▶ TASK DIRECTIONS
Pull every line of the entries that has the word "interface".

## START DATA IN THIS EXERCISE

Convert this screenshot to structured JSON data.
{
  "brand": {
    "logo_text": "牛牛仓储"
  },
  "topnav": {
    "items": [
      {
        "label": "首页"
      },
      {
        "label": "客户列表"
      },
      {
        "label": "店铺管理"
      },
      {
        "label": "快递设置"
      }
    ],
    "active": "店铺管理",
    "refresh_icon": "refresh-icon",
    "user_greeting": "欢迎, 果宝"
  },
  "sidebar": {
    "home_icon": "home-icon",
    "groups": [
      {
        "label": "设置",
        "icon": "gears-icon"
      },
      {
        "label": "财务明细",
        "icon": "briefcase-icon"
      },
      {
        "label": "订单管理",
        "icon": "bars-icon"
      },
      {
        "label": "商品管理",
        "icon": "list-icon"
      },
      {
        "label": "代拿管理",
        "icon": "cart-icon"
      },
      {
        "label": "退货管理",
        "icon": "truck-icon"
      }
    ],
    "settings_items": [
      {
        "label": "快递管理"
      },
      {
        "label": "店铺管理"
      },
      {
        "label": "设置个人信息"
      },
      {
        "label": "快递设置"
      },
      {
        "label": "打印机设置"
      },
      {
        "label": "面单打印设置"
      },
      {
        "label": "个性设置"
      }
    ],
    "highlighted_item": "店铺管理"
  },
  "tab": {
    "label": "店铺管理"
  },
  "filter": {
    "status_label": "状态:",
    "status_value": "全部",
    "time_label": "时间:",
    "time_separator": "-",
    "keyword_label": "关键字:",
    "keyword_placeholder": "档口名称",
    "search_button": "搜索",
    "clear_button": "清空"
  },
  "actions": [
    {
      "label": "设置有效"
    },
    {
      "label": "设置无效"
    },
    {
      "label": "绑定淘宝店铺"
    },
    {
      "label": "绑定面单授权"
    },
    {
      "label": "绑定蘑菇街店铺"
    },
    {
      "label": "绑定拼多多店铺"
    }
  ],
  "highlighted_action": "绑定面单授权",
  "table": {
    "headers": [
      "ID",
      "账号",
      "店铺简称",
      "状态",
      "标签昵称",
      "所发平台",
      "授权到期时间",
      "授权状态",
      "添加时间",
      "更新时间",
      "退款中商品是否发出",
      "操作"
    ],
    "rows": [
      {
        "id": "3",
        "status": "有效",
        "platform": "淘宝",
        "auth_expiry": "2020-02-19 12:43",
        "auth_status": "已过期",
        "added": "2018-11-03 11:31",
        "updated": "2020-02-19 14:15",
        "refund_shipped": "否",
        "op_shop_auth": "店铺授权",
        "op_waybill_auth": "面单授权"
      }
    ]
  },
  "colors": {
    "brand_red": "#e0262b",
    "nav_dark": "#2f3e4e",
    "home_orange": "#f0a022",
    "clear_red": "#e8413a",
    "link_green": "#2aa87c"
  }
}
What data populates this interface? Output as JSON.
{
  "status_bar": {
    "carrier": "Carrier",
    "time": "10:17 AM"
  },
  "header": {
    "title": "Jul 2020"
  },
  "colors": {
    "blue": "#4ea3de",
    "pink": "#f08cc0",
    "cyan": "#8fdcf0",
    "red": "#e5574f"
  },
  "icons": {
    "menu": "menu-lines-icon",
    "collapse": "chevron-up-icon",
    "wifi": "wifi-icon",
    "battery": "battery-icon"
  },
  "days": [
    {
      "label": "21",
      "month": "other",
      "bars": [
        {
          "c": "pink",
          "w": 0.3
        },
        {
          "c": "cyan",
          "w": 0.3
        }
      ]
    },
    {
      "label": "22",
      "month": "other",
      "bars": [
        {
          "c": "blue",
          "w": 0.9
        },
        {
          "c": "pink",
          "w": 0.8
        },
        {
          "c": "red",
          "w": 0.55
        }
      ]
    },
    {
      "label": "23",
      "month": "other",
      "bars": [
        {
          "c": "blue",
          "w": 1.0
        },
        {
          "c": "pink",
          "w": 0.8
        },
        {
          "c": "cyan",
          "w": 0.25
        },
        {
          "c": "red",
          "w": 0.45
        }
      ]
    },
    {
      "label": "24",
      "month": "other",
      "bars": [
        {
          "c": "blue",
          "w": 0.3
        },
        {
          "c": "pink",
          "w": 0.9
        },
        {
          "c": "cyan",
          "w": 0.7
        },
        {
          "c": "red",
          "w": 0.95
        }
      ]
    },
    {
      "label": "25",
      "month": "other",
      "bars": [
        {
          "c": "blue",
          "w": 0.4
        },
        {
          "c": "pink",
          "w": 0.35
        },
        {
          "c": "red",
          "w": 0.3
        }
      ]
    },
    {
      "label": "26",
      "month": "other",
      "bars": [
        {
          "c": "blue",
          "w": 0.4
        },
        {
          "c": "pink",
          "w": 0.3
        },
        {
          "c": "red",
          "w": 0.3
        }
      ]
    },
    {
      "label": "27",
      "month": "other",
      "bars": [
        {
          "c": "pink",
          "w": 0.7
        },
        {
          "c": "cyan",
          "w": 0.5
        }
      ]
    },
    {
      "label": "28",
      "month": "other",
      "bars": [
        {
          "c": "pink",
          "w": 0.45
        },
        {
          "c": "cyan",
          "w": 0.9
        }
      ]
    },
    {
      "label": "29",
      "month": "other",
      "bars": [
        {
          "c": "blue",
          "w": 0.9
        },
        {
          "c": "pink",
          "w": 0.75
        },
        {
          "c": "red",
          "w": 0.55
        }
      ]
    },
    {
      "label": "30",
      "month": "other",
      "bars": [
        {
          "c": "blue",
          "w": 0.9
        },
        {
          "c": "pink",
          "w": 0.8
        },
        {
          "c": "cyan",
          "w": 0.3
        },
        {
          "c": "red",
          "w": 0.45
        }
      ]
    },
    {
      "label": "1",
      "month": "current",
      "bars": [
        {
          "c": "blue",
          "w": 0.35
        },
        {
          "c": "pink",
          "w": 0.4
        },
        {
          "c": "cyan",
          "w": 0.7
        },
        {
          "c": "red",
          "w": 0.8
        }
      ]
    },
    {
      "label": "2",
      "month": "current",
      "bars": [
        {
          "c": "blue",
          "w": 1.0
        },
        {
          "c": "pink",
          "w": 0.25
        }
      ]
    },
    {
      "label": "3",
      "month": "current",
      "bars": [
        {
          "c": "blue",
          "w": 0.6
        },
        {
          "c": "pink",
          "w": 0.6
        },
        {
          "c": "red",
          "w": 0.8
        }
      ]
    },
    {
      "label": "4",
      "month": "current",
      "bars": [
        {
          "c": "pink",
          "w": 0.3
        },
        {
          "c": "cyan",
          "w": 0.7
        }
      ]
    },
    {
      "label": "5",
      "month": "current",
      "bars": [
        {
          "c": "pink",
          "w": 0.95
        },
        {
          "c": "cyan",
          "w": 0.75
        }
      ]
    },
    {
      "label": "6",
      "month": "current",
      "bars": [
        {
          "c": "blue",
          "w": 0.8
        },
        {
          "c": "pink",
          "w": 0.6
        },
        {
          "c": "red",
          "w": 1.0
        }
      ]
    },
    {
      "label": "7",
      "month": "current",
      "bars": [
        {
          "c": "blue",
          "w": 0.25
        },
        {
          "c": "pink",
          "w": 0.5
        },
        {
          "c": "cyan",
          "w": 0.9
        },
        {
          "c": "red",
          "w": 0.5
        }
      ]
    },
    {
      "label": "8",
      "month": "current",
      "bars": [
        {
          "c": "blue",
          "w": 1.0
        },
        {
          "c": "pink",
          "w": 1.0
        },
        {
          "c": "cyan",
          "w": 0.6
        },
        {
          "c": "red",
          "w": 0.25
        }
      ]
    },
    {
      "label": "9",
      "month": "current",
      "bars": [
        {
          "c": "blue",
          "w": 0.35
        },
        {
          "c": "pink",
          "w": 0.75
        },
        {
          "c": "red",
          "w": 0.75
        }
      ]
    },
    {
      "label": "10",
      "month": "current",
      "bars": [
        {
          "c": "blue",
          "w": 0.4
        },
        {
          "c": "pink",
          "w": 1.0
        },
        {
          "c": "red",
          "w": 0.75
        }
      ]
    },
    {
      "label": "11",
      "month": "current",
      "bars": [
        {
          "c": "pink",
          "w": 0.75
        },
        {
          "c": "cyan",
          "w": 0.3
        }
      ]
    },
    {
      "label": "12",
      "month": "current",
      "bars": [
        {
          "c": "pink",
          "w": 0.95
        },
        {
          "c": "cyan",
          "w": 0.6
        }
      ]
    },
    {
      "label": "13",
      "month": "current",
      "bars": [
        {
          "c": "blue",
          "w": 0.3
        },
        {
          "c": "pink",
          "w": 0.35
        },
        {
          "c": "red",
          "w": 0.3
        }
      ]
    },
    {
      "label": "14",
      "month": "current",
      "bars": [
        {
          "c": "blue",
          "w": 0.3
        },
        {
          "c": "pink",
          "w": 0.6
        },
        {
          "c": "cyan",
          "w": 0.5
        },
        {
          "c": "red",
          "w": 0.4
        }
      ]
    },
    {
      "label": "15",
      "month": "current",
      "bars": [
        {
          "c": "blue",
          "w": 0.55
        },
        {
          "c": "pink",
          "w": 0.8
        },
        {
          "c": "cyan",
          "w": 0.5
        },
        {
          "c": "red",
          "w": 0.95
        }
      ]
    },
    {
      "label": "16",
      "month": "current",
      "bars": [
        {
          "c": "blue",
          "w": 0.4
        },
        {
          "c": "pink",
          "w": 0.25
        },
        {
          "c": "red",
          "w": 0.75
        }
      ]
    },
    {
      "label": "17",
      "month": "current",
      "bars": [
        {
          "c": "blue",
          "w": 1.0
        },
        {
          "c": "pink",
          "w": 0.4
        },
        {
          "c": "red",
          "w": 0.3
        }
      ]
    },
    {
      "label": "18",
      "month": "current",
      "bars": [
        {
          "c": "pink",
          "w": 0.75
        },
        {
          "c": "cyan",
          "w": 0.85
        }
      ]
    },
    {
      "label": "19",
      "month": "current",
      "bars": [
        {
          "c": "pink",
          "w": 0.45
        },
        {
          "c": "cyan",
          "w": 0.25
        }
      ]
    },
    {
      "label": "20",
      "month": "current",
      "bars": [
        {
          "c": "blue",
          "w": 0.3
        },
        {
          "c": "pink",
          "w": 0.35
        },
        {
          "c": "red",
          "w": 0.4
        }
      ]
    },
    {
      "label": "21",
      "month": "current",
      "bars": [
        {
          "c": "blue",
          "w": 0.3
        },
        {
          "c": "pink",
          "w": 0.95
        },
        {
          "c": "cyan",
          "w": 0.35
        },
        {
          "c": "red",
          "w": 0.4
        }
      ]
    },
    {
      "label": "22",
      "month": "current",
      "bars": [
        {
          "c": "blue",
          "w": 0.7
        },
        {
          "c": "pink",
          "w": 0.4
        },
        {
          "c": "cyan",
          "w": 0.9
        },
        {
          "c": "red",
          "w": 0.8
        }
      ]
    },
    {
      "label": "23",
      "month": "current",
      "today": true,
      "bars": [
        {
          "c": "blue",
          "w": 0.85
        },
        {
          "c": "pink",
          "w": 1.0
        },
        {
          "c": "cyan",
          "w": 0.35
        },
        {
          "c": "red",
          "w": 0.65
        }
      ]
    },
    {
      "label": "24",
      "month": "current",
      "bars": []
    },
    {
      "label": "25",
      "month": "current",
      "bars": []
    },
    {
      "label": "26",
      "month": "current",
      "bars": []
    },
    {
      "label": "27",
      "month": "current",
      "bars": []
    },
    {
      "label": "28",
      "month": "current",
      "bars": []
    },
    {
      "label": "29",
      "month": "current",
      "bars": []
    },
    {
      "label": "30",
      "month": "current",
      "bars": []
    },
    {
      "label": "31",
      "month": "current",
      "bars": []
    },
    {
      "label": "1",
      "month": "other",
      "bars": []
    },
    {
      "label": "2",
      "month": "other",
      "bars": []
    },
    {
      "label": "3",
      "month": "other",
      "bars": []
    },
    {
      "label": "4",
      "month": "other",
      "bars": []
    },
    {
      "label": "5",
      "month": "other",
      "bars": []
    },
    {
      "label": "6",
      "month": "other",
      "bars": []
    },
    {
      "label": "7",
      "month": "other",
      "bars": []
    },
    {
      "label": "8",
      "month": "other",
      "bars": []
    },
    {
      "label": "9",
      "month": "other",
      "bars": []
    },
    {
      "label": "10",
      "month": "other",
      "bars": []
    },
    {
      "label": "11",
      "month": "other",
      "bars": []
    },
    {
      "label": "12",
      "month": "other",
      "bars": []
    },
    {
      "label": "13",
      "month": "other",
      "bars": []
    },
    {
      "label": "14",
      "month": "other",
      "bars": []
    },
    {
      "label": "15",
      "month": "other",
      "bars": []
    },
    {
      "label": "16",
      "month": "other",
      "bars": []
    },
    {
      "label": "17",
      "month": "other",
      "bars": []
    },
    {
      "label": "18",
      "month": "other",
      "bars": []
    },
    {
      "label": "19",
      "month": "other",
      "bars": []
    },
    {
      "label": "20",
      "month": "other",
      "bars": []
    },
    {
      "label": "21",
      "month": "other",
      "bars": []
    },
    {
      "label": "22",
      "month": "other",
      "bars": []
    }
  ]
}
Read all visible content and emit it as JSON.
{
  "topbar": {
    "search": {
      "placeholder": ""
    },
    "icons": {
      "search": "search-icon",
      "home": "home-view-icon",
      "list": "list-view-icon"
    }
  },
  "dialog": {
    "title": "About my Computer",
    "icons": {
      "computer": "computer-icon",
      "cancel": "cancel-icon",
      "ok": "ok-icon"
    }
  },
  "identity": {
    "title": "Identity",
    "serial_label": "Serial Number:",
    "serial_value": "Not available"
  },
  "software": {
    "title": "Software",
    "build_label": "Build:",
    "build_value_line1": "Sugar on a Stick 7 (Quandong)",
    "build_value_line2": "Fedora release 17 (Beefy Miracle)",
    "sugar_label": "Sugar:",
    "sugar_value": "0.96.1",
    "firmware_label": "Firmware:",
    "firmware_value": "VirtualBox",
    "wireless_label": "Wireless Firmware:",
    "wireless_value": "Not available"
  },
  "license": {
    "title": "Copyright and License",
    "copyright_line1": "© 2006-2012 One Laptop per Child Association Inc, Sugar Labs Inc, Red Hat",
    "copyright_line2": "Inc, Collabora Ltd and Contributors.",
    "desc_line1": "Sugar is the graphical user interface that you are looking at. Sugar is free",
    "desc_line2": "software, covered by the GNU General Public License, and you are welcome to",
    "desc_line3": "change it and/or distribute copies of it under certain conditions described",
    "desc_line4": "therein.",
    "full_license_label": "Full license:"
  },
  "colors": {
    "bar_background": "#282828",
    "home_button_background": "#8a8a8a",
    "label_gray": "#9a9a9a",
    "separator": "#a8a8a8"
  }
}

## END DATA IN THIS EXERCISE

▶ ANSWER TO THE TASK
What data populates this interface? Output as JSON.
    "desc_line1": "Sugar is the graphical user interface that you are looking at. Sugar is free",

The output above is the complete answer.